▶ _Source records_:
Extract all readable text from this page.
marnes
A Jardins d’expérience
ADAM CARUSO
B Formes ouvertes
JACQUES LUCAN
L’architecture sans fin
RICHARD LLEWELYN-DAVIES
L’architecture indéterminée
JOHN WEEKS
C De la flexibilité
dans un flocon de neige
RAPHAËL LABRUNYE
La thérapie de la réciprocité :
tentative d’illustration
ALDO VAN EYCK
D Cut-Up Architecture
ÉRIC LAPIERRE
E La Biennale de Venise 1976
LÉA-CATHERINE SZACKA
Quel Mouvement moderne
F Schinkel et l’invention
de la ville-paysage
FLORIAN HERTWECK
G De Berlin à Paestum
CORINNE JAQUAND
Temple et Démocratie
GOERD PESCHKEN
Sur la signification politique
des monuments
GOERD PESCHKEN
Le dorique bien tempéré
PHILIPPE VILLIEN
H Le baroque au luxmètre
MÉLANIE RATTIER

▶ _WORK TO BE COMPLETED_: Reproduce the complete data exactly as presented above.

▶ _WRITTEN RESPONSE_:
Extract all readable text from this page.
marnes
A Jardins d’expérience
ADAM CARUSO
B Formes ouvertes
JACQUES LUCAN
L’architecture sans fin
RICHARD LLEWELYN-DAVIES
L’architecture indéterminée
JOHN WEEKS
C De la flexibilité
dans un flocon de neige
RAPHAËL LABRUNYE
La thérapie de la réciprocité :
tentative d’illustration
ALDO VAN EYCK
D Cut-Up Architecture
ÉRIC LAPIERRE
E La Biennale de Venise 1976
LÉA-CATHERINE SZACKA
Quel Mouvement moderne
F Schinkel et l’invention
de la ville-paysage
FLORIAN HERTWECK
G De Berlin à Paestum
CORINNE JAQUAND
Temple et Démocratie
GOERD PESCHKEN
Sur la signification politique
des monuments
GOERD PESCHKEN
Le dorique bien tempéré
PHILIPPE VILLIEN
H Le baroque au luxmètre
MÉLANIE RATTIER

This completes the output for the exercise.